#### [WHAT TO DO]
What is the number of lines containing the word "Output"? Give that number alone.

Items from a data source
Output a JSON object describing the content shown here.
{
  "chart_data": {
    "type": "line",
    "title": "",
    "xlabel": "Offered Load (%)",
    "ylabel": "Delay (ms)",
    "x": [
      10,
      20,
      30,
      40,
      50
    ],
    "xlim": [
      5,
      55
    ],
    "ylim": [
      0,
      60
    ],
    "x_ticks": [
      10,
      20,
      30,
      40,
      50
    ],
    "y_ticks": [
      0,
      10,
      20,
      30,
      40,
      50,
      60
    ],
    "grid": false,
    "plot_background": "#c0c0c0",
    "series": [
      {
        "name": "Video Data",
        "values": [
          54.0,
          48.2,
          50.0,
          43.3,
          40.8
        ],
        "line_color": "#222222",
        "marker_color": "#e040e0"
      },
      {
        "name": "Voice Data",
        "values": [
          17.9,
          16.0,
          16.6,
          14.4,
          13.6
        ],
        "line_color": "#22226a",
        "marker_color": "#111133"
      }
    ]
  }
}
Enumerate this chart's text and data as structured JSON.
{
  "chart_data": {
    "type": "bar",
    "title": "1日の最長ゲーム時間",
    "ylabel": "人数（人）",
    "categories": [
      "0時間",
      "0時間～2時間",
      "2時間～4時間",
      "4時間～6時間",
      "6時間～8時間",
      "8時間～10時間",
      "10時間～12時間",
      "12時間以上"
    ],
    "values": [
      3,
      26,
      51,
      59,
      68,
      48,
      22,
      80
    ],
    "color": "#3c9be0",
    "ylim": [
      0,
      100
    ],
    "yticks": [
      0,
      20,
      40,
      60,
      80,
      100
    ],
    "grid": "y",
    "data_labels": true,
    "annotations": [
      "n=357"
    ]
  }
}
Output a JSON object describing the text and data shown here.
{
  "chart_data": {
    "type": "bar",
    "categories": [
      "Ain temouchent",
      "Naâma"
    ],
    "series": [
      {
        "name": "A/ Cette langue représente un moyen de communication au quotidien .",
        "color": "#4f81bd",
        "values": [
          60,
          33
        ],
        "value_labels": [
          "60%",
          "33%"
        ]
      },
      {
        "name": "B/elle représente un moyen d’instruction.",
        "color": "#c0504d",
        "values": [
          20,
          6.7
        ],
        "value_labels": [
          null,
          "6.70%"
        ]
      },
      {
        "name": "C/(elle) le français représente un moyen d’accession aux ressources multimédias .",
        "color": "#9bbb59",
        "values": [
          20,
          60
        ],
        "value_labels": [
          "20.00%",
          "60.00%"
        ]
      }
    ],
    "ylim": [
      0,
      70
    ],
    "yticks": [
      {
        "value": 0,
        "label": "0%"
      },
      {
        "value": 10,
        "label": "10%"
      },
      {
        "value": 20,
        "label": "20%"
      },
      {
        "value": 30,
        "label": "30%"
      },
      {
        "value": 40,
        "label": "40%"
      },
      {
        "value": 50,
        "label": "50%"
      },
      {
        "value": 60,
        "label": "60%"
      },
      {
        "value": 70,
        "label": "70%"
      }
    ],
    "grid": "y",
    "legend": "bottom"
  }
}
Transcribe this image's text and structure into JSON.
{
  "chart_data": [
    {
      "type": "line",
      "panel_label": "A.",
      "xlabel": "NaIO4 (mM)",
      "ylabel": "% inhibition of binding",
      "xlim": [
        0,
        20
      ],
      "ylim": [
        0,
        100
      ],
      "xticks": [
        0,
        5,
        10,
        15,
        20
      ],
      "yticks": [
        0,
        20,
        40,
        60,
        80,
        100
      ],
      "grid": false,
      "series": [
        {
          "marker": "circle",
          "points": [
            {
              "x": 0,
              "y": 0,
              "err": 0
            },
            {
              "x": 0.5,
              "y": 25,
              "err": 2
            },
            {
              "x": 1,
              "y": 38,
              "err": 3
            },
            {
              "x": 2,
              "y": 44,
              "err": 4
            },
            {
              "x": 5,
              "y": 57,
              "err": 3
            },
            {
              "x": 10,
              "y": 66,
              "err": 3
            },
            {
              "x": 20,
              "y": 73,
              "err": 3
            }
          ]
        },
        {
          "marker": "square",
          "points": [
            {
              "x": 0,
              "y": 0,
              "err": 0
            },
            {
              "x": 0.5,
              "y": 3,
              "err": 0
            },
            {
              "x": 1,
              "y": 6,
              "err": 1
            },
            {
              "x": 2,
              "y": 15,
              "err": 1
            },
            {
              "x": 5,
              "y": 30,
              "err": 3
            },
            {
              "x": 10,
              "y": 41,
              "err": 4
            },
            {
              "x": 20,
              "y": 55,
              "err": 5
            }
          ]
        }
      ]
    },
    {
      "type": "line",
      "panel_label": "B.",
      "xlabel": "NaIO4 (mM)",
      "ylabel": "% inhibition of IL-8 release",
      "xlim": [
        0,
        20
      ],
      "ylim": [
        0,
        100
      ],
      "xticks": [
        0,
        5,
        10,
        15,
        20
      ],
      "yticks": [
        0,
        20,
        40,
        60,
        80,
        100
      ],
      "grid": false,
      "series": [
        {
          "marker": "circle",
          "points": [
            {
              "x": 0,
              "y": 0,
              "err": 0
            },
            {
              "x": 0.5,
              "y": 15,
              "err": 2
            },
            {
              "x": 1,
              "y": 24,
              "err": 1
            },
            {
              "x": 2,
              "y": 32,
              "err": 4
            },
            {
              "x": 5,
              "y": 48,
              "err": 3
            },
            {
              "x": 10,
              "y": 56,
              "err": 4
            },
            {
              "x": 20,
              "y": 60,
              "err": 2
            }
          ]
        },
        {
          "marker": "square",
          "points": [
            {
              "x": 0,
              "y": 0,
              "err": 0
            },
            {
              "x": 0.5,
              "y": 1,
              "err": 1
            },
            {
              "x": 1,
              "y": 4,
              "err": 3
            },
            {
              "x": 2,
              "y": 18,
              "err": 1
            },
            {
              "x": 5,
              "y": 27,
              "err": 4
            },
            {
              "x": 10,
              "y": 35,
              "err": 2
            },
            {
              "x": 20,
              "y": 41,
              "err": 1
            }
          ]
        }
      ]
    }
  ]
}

#### [TASK RESPONSE]
2